Instructions for the task => In your copy, include every line of the listing below exactly but none of the pictures.

Lines of data:

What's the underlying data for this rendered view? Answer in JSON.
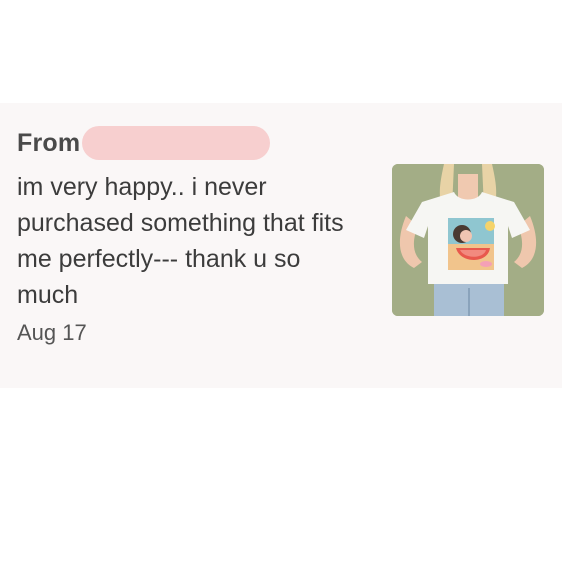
{
  "review": {
    "from_label": "From",
    "message": "im very happy.. i never purchased something that fits me perfectly--- thank u so much",
    "date": "Aug 17"
  },
  "thumbnail": {
    "icon": "product-photo"
  },
  "colors": {
    "card_background": "#faf7f7",
    "redaction": "#f7cfcf",
    "text": "#3c3c3c",
    "thumb_background": "#a3ad86"
  }
}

Reply =>
What's the underlying data for this rendered view? Answer in JSON.
{
  "review": {
    "from_label": "From",
    "message": "im very happy.. i never purchased something that fits me perfectly--- thank u so much",
    "date": "Aug 17"
  },
  "thumbnail": {
    "icon": "product-photo"
  },
  "colors": {
    "card_background": "#faf7f7",
    "redaction": "#f7cfcf",
    "text": "#3c3c3c",
    "thumb_background": "#a3ad86"
  }
}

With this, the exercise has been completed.